Reading passage:
Submissions in relation to the Costs application

[13] With respect to the claim of costs pursuant to s.611 of the Act, Green VIC contend that the application was made without reasonable cause.

[14] Green VIC contend this position is supported by my factual findings in paragraphs [4], [8] and [10] of the decision in the substantive matter. It should be noted that what has been described by Green VIC as my findings are in fact a summary of each witness’s evidence given.

[15] Green VIC contends that Mr Martin should have seen that, upon his own version of the facts, his case was doomed to fail. Green VIC referred me to Mr Martin’s conduct on 6 July 2019 when leaving the site and giving a two fingered salute.

[16] There was no submission that Mr Martin’s application was vexatious.

[17] With respect to the s.611 costs application, Mr Martin contends that he was not advised at the time of his dismissal of the reason and did not become aware of the same until receiving the Form F3 Employer Response on 16 September 2019. A number of reasons contained in the Form F3 Employer Response were not advanced at the hearing. Mr Martin contends that the procedural defects found was a basis upon which his dismissal could have been found to be unfair. Mr Martin contends that the substantive decision was reliant upon the evidence given at the hearing, the strength of which could not have been apparent to him at the time the application was made.

[18] With respect to the s.400A costs application, Green VIC contends that Mr Martin failed to accept a reasonable settlement offer and that this was an ‘unreasonable act or omission’.

[19] The settlement offer was made on 25 September 2019 by email and included the payment of $2,570, the change of the dismissal to a resignation and provision of a statement of service upon execution of a deed of release. The offer was made on a without prejudice save as to costs basis and expired at 11.00am on 26 September 2019.

[20] Mr Martin contends that he was not given sufficient time to consider this offer having less than 24 hours to consider the same and that the offer (which was less than a week’s wages) was too low in the circumstances and that he had not had the information necessary to assess his case and was in the process of trying to locate witnesses to rebut the allegations made against him.

[21] Mr Martin also submits that Green VIC rejected two subsequent invitations, one on 13 November 2019 and the other immediately prior to the hearing, to conciliate the matter.

Extracted information:
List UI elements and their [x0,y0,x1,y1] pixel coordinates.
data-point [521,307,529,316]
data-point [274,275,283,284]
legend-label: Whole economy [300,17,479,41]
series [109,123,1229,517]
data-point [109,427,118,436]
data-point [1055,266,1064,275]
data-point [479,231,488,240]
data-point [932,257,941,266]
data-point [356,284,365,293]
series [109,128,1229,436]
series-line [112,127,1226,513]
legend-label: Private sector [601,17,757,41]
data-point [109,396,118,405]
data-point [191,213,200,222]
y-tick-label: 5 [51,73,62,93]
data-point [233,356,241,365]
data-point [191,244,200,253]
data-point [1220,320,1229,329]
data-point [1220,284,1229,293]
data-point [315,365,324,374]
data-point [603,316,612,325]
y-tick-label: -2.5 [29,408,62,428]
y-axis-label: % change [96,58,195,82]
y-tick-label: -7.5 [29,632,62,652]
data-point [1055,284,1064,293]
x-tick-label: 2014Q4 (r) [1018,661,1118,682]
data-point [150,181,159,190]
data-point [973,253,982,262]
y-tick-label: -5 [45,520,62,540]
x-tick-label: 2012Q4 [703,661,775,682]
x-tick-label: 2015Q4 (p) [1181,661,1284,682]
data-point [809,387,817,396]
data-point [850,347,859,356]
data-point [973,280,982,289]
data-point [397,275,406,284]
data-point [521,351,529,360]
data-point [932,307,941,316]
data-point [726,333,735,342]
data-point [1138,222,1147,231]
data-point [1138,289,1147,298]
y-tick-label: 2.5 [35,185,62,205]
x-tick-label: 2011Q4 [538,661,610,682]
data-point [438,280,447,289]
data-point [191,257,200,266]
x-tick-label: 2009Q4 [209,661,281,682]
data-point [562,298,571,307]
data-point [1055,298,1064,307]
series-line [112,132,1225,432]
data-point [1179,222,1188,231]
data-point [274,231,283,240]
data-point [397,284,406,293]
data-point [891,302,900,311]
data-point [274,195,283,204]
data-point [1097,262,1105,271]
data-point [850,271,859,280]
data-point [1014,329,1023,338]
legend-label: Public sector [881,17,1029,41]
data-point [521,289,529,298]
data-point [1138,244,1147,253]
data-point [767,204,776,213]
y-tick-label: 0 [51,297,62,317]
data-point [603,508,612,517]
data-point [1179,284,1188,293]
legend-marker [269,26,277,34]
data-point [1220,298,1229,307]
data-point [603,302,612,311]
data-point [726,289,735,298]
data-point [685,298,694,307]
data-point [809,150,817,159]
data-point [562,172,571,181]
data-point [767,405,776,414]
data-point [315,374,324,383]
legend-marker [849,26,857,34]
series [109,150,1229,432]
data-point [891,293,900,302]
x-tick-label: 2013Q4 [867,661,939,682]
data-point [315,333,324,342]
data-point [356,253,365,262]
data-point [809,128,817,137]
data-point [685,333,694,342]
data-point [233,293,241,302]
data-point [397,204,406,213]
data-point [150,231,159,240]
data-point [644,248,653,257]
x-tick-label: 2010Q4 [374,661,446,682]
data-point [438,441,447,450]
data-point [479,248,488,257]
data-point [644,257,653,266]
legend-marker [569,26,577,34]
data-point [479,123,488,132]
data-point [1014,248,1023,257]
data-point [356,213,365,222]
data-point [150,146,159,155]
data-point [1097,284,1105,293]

Requirements:
a: In the costs submissions, rewrite the paragraph beginning "With respect to the s.611 costs application, Mr Martin contends" as a short bulleted list that keeps its main facts.
b: Write out the part of the costs submissions starting at "Submissions in relation" and ending at "without reasonable cause.", word for word.
The lines shown above are separate material, distinct from the costs submissions.

Solutions to the problems:
a:
- Mr Martin says he was not told the reason for his dismissal at the time and learned it only when he received the Form F3 Employer Response on 16 September 2019.
- Several reasons in that response were not advanced at the hearing.
- He says the procedural defects that were found could have been a basis for finding his dismissal unfair.
- He says the substantive decision relied on evidence given at the hearing, and he could not have known how strong it was when he made the application.

b:
Submissions in relation to the Costs application

[13] With respect to the claim of costs pursuant to s.611 of the Act, Green VIC contend that the application was made without reasonable cause.